◆ **DATA EXCERPTS**:
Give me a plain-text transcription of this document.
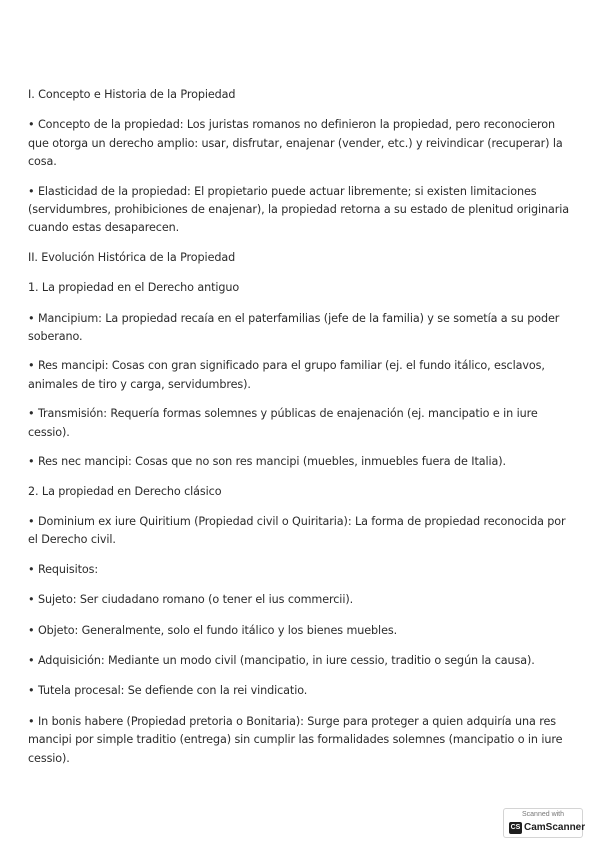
I. Concepto e Historia de la Propiedad

• Concepto de la propiedad: Los juristas romanos no definieron la propiedad, pero reconocieron que otorga un derecho amplio: usar, disfrutar, enajenar (vender, etc.) y reivindicar (recuperar) la cosa.

• Elasticidad de la propiedad: El propietario puede actuar libremente; si existen limitaciones (servidumbres, prohibiciones de enajenar), la propiedad retorna a su estado de plenitud originaria cuando estas desaparecen.

II. Evolución Histórica de la Propiedad

1. La propiedad en el Derecho antiguo

• Mancipium: La propiedad recaía en el paterfamilias (jefe de la familia) y se sometía a su poder soberano.

• Res mancipi: Cosas con gran significado para el grupo familiar (ej. el fundo itálico, esclavos, animales de tiro y carga, servidumbres).

• Transmisión: Requería formas solemnes y públicas de enajenación (ej. mancipatio e in iure cessio).

• Res nec mancipi: Cosas que no son res mancipi (muebles, inmuebles fuera de Italia).

2. La propiedad en Derecho clásico

• Dominium ex iure Quiritium (Propiedad civil o Quiritaria): La forma de propiedad reconocida por el Derecho civil.

• Requisitos:

• Sujeto: Ser ciudadano romano (o tener el ius commercii).

• Objeto: Generalmente, solo el fundo itálico y los bienes muebles.

• Adquisición: Mediante un modo civil (mancipatio, in iure cessio, traditio o según la causa).

• Tutela procesal: Se defiende con la rei vindicatio.

• In bonis habere (Propiedad pretoria o Bonitaria): Surge para proteger a quien adquiría una res mancipi por simple traditio (entrega) sin cumplir las formalidades solemnes (mancipatio o in iure cessio).

Scanned with
CS CamScanner
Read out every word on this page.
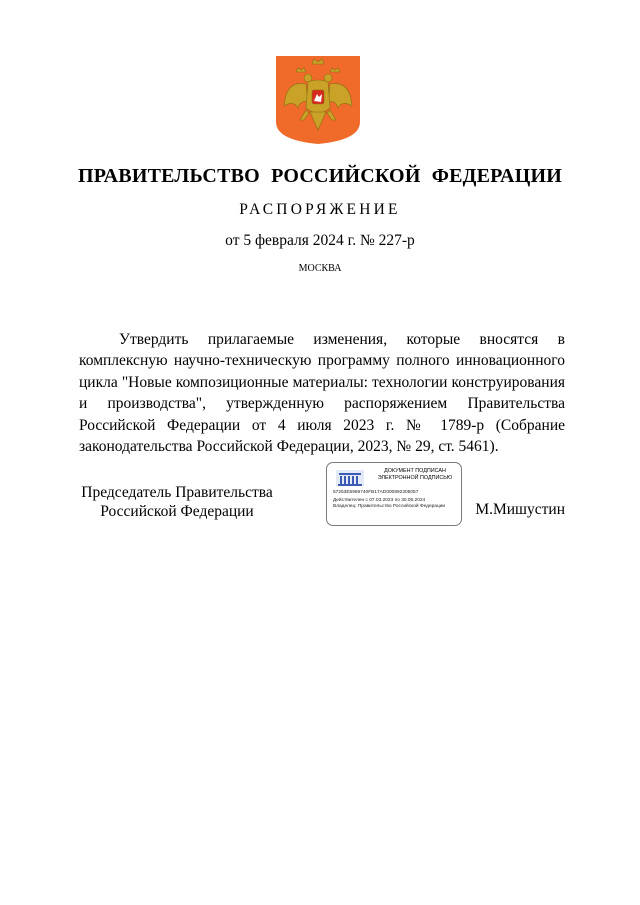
ПРАВИТЕЛЬСТВО РОССИЙСКОЙ ФЕДЕРАЦИИ
РАСПОРЯЖЕНИЕ
от 5 февраля 2024 г. № 227-р
МОСКВА
Утвердить прилагаемые изменения, которые вносятся в комплексную научно-техническую программу полного инновационного цикла "Новые композиционные материалы: технологии конструирования и производства", утвержденную распоряжением Правительства Российской Федерации от 4 июля 2023 г. № 1789-р (Собрание законодательства Российской Федерации, 2023, № 29, ст. 5461).
Председатель Правительства
Российской Федерации
ДОКУМЕНТ ПОДПИСАН
ЭЛЕКТРОННОЙ ПОДПИСЬЮ
57253E5969740FB17AD000892305057
Действителен с 07.03.2023 по 30.05.2024
Владелец: Правительство Российской Федерации	М.Мишустин
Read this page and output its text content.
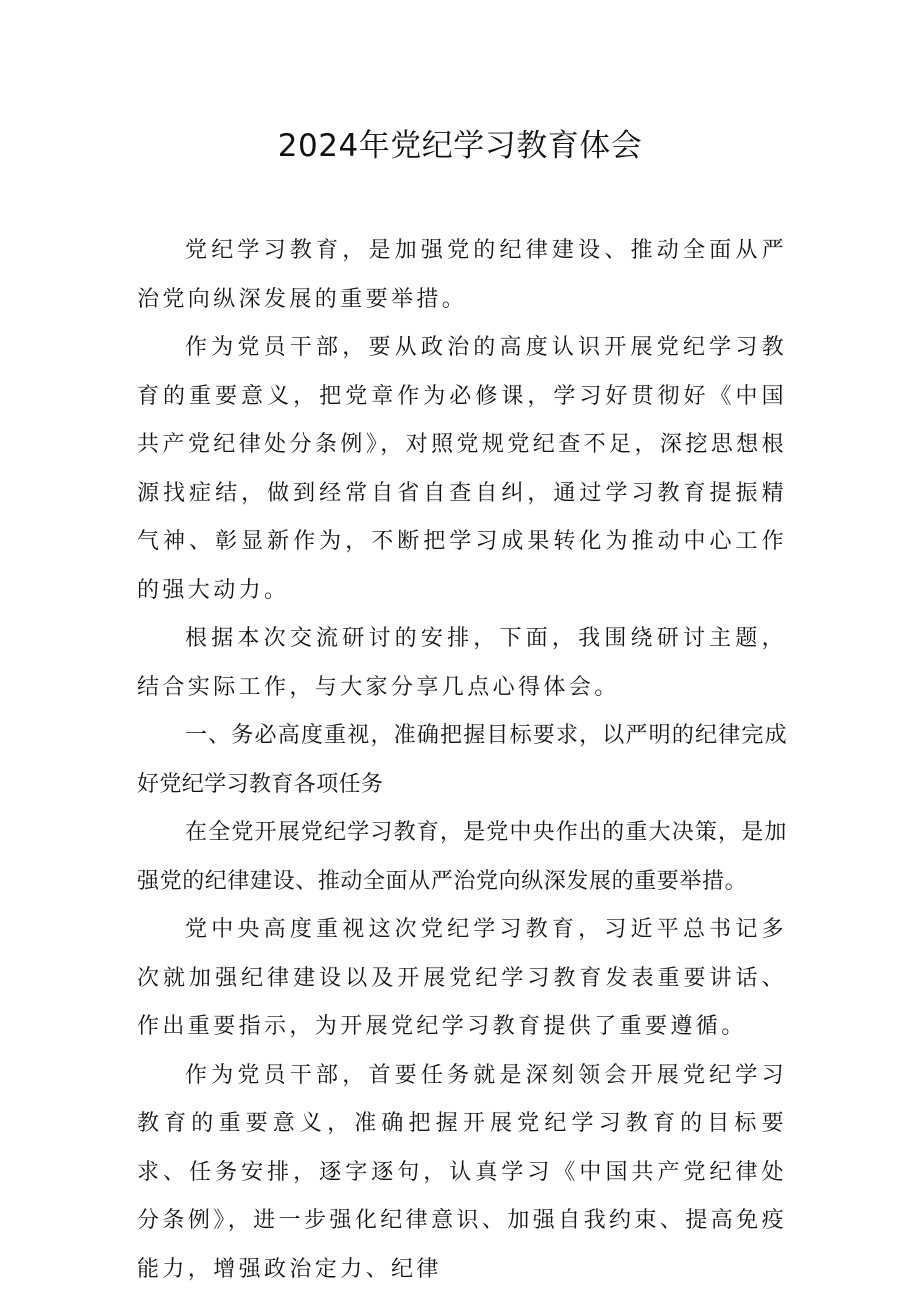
2024年党纪学习教育体会

党纪学习教育，是加强党的纪律建设、推动全面从严治党向纵深发展的重要举措。

作为党员干部，要从政治的高度认识开展党纪学习教育的重要意义，把党章作为必修课，学习好贯彻好《中国共产党纪律处分条例》，对照党规党纪查不足，深挖思想根源找症结，做到经常自省自查自纠，通过学习教育提振精气神、彰显新作为，不断把学习成果转化为推动中心工作的强大动力。

根据本次交流研讨的安排，下面，我围绕研讨主题，结合实际工作，与大家分享几点心得体会。

一、务必高度重视，准确把握目标要求，以严明的纪律完成好党纪学习教育各项任务

在全党开展党纪学习教育，是党中央作出的重大决策，是加强党的纪律建设、推动全面从严治党向纵深发展的重要举措。

党中央高度重视这次党纪学习教育，习近平总书记多次就加强纪律建设以及开展党纪学习教育发表重要讲话、作出重要指示，为开展党纪学习教育提供了重要遵循。

作为党员干部，首要任务就是深刻领会开展党纪学习教育的重要意义，准确把握开展党纪学习教育的目标要求、任务安排，逐字逐句，认真学习《中国共产党纪律处分条例》，进一步强化纪律意识、加强自我约束、提高免疫能力，增强政治定力、纪律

◆ **WHAT THIS TASK INVOLVES**: Select the lines in this material that hold the word "是加强党的纪律建设", leaving none out.

◆ **WRITTEN REPLY**:
党纪学习教育，是加强党的纪律建设、推动全面从严治党向纵深发展的重要举措。
在全党开展党纪学习教育，是党中央作出的重大决策，是加强党的纪律建设、推动全面从严治党向纵深发展的重要举措。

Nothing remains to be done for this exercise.